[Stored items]
"""

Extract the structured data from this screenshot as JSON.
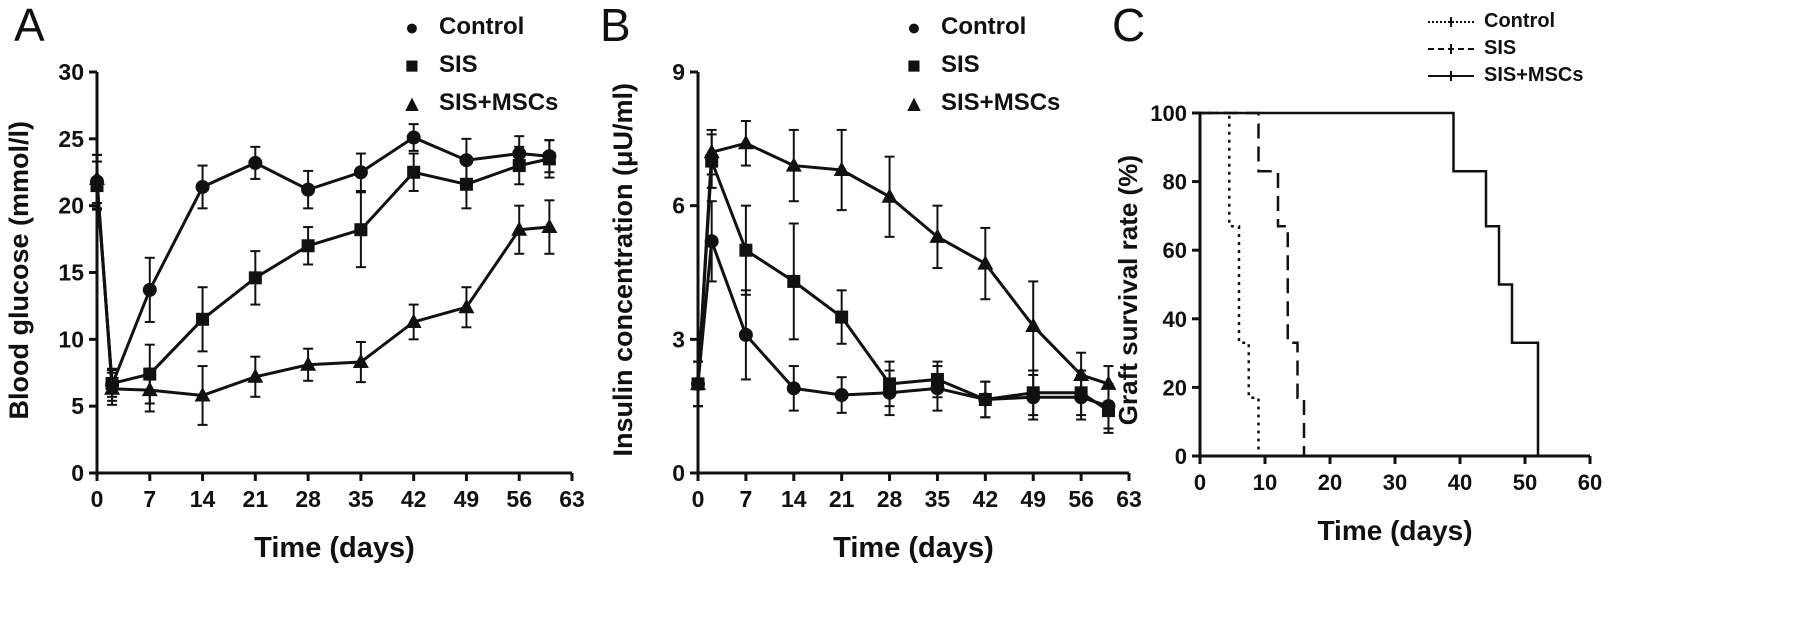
{
  "figure": {
    "ink_color": "#111111",
    "background": "#ffffff"
  },
  "chart_data": [
    {
      "panel_label": "A",
      "type": "line",
      "xlabel": "Time (days)",
      "ylabel": "Blood glucose (mmol/l)",
      "xlim": [
        0,
        63
      ],
      "ylim": [
        0,
        30
      ],
      "xticks": [
        0,
        7,
        14,
        21,
        28,
        35,
        42,
        49,
        56,
        63
      ],
      "yticks": [
        0,
        5,
        10,
        15,
        20,
        25,
        30
      ],
      "x": [
        0,
        2,
        7,
        14,
        21,
        28,
        35,
        42,
        49,
        56,
        60
      ],
      "legend_position": "top-right",
      "grid": false,
      "series": [
        {
          "name": "Control",
          "marker": "circle",
          "glyph": "●",
          "values": [
            21.8,
            6.6,
            13.7,
            21.4,
            23.2,
            21.2,
            22.5,
            25.1,
            23.4,
            23.9,
            23.7
          ],
          "errors": [
            2.0,
            1.2,
            2.4,
            1.6,
            1.2,
            1.4,
            1.4,
            1.0,
            1.6,
            1.3,
            1.2
          ]
        },
        {
          "name": "SIS",
          "marker": "square",
          "glyph": "■",
          "values": [
            21.5,
            6.7,
            7.4,
            11.5,
            14.6,
            17.0,
            18.2,
            22.5,
            21.6,
            23.0,
            23.5
          ],
          "errors": [
            1.8,
            1.0,
            2.2,
            2.4,
            2.0,
            1.4,
            2.8,
            1.4,
            1.8,
            1.4,
            1.4
          ]
        },
        {
          "name": "SIS+MSCs",
          "marker": "triangle",
          "glyph": "▲",
          "values": [
            22.0,
            6.3,
            6.2,
            5.8,
            7.2,
            8.1,
            8.3,
            11.3,
            12.4,
            18.2,
            18.4
          ],
          "errors": [
            1.8,
            1.2,
            1.6,
            2.2,
            1.5,
            1.2,
            1.5,
            1.3,
            1.5,
            1.8,
            2.0
          ]
        }
      ]
    },
    {
      "panel_label": "B",
      "type": "line",
      "xlabel": "Time (days)",
      "ylabel": "Insulin concentration (μU/ml)",
      "xlim": [
        0,
        63
      ],
      "ylim": [
        0,
        9
      ],
      "xticks": [
        0,
        7,
        14,
        21,
        28,
        35,
        42,
        49,
        56,
        63
      ],
      "yticks": [
        0,
        3,
        6,
        9
      ],
      "x": [
        0,
        2,
        7,
        14,
        21,
        28,
        35,
        42,
        49,
        56,
        60
      ],
      "legend_position": "top-right",
      "grid": false,
      "series": [
        {
          "name": "Control",
          "marker": "circle",
          "glyph": "●",
          "values": [
            2.0,
            5.2,
            3.1,
            1.9,
            1.75,
            1.8,
            1.9,
            1.65,
            1.7,
            1.7,
            1.5
          ],
          "errors": [
            0.5,
            0.9,
            1.0,
            0.5,
            0.4,
            0.5,
            0.5,
            0.4,
            0.5,
            0.5,
            0.5
          ]
        },
        {
          "name": "SIS",
          "marker": "square",
          "glyph": "■",
          "values": [
            2.0,
            7.0,
            5.0,
            4.3,
            3.5,
            2.0,
            2.1,
            1.65,
            1.8,
            1.8,
            1.4
          ],
          "errors": [
            0.5,
            0.6,
            1.0,
            1.3,
            0.6,
            0.5,
            0.4,
            0.4,
            0.5,
            0.5,
            0.5
          ]
        },
        {
          "name": "SIS+MSCs",
          "marker": "triangle",
          "glyph": "▲",
          "values": [
            2.0,
            7.2,
            7.4,
            6.9,
            6.8,
            6.2,
            5.3,
            4.7,
            3.3,
            2.2,
            2.0
          ],
          "errors": [
            0.5,
            0.5,
            0.5,
            0.8,
            0.9,
            0.9,
            0.7,
            0.8,
            1.0,
            0.5,
            0.4
          ]
        }
      ]
    },
    {
      "panel_label": "C",
      "type": "step",
      "xlabel": "Time (days)",
      "ylabel": "Graft survival rate (%)",
      "xlim": [
        0,
        60
      ],
      "ylim": [
        0,
        100
      ],
      "xticks": [
        0,
        10,
        20,
        30,
        40,
        50,
        60
      ],
      "yticks": [
        0,
        20,
        40,
        60,
        80,
        100
      ],
      "legend_position": "top-right",
      "grid": false,
      "series": [
        {
          "name": "Control",
          "line_style": "dotted",
          "points": [
            [
              0,
              100
            ],
            [
              4.5,
              100
            ],
            [
              4.5,
              67
            ],
            [
              6,
              67
            ],
            [
              6,
              33
            ],
            [
              7.5,
              33
            ],
            [
              7.5,
              17
            ],
            [
              9,
              17
            ],
            [
              9,
              0
            ]
          ]
        },
        {
          "name": "SIS",
          "line_style": "dashed",
          "points": [
            [
              0,
              100
            ],
            [
              9,
              100
            ],
            [
              9,
              83
            ],
            [
              12,
              83
            ],
            [
              12,
              67
            ],
            [
              13.5,
              67
            ],
            [
              13.5,
              33
            ],
            [
              15,
              33
            ],
            [
              15,
              17
            ],
            [
              16,
              17
            ],
            [
              16,
              0
            ]
          ]
        },
        {
          "name": "SIS+MSCs",
          "line_style": "solid",
          "points": [
            [
              0,
              100
            ],
            [
              39,
              100
            ],
            [
              39,
              83
            ],
            [
              44,
              83
            ],
            [
              44,
              67
            ],
            [
              46,
              67
            ],
            [
              46,
              50
            ],
            [
              48,
              50
            ],
            [
              48,
              33
            ],
            [
              52,
              33
            ],
            [
              52,
              0
            ]
          ]
        }
      ]
    }
  ]
}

"""

What to do:
Leave the pictures out and print the records above exactly as they stand.

The completed task:
Extract the structured data from this screenshot as JSON.
{
  "figure": {
    "ink_color": "#111111",
    "background": "#ffffff"
  },
  "chart_data": [
    {
      "panel_label": "A",
      "type": "line",
      "xlabel": "Time (days)",
      "ylabel": "Blood glucose (mmol/l)",
      "xlim": [
        0,
        63
      ],
      "ylim": [
        0,
        30
      ],
      "xticks": [
        0,
        7,
        14,
        21,
        28,
        35,
        42,
        49,
        56,
        63
      ],
      "yticks": [
        0,
        5,
        10,
        15,
        20,
        25,
        30
      ],
      "x": [
        0,
        2,
        7,
        14,
        21,
        28,
        35,
        42,
        49,
        56,
        60
      ],
      "legend_position": "top-right",
      "grid": false,
      "series": [
        {
          "name": "Control",
          "marker": "circle",
          "glyph": "●",
          "values": [
            21.8,
            6.6,
            13.7,
            21.4,
            23.2,
            21.2,
            22.5,
            25.1,
            23.4,
            23.9,
            23.7
          ],
          "errors": [
            2.0,
            1.2,
            2.4,
            1.6,
            1.2,
            1.4,
            1.4,
            1.0,
            1.6,
            1.3,
            1.2
          ]
        },
        {
          "name": "SIS",
          "marker": "square",
          "glyph": "■",
          "values": [
            21.5,
            6.7,
            7.4,
            11.5,
            14.6,
            17.0,
            18.2,
            22.5,
            21.6,
            23.0,
            23.5
          ],
          "errors": [
            1.8,
            1.0,
            2.2,
            2.4,
            2.0,
            1.4,
            2.8,
            1.4,
            1.8,
            1.4,
            1.4
          ]
        },
        {
          "name": "SIS+MSCs",
          "marker": "triangle",
          "glyph": "▲",
          "values": [
            22.0,
            6.3,
            6.2,
            5.8,
            7.2,
            8.1,
            8.3,
            11.3,
            12.4,
            18.2,
            18.4
          ],
          "errors": [
            1.8,
            1.2,
            1.6,
            2.2,
            1.5,
            1.2,
            1.5,
            1.3,
            1.5,
            1.8,
            2.0
          ]
        }
      ]
    },
    {
      "panel_label": "B",
      "type": "line",
      "xlabel": "Time (days)",
      "ylabel": "Insulin concentration (μU/ml)",
      "xlim": [
        0,
        63
      ],
      "ylim": [
        0,
        9
      ],
      "xticks": [
        0,
        7,
        14,
        21,
        28,
        35,
        42,
        49,
        56,
        63
      ],
      "yticks": [
        0,
        3,
        6,
        9
      ],
      "x": [
        0,
        2,
        7,
        14,
        21,
        28,
        35,
        42,
        49,
        56,
        60
      ],
      "legend_position": "top-right",
      "grid": false,
      "series": [
        {
          "name": "Control",
          "marker": "circle",
          "glyph": "●",
          "values": [
            2.0,
            5.2,
            3.1,
            1.9,
            1.75,
            1.8,
            1.9,
            1.65,
            1.7,
            1.7,
            1.5
          ],
          "errors": [
            0.5,
            0.9,
            1.0,
            0.5,
            0.4,
            0.5,
            0.5,
            0.4,
            0.5,
            0.5,
            0.5
          ]
        },
        {
          "name": "SIS",
          "marker": "square",
          "glyph": "■",
          "values": [
            2.0,
            7.0,
            5.0,
            4.3,
            3.5,
            2.0,
            2.1,
            1.65,
            1.8,
            1.8,
            1.4
          ],
          "errors": [
            0.5,
            0.6,
            1.0,
            1.3,
            0.6,
            0.5,
            0.4,
            0.4,
            0.5,
            0.5,
            0.5
          ]
        },
        {
          "name": "SIS+MSCs",
          "marker": "triangle",
          "glyph": "▲",
          "values": [
            2.0,
            7.2,
            7.4,
            6.9,
            6.8,
            6.2,
            5.3,
            4.7,
            3.3,
            2.2,
            2.0
          ],
          "errors": [
            0.5,
            0.5,
            0.5,
            0.8,
            0.9,
            0.9,
            0.7,
            0.8,
            1.0,
            0.5,
            0.4
          ]
        }
      ]
    },
    {
      "panel_label": "C",
      "type": "step",
      "xlabel": "Time (days)",
      "ylabel": "Graft survival rate (%)",
      "xlim": [
        0,
        60
      ],
      "ylim": [
        0,
        100
      ],
      "xticks": [
        0,
        10,
        20,
        30,
        40,
        50,
        60
      ],
      "yticks": [
        0,
        20,
        40,
        60,
        80,
        100
      ],
      "legend_position": "top-right",
      "grid": false,
      "series": [
        {
          "name": "Control",
          "line_style": "dotted",
          "points": [
            [
              0,
              100
            ],
            [
              4.5,
              100
            ],
            [
              4.5,
              67
            ],
            [
              6,
              67
            ],
            [
              6,
              33
            ],
            [
              7.5,
              33
            ],
            [
              7.5,
              17
            ],
            [
              9,
              17
            ],
            [
              9,
              0
            ]
          ]
        },
        {
          "name": "SIS",
          "line_style": "dashed",
          "points": [
            [
              0,
              100
            ],
            [
              9,
              100
            ],
            [
              9,
              83
            ],
            [
              12,
              83
            ],
            [
              12,
              67
            ],
            [
              13.5,
              67
            ],
            [
              13.5,
              33
            ],
            [
              15,
              33
            ],
            [
              15,
              17
            ],
            [
              16,
              17
            ],
            [
              16,
              0
            ]
          ]
        },
        {
          "name": "SIS+MSCs",
          "line_style": "solid",
          "points": [
            [
              0,
              100
            ],
            [
              39,
              100
            ],
            [
              39,
              83
            ],
            [
              44,
              83
            ],
            [
              44,
              67
            ],
            [
              46,
              67
            ],
            [
              46,
              50
            ],
            [
              48,
              50
            ],
            [
              48,
              33
            ],
            [
              52,
              33
            ],
            [
              52,
              0
            ]
          ]
        }
      ]
    }
  ]
}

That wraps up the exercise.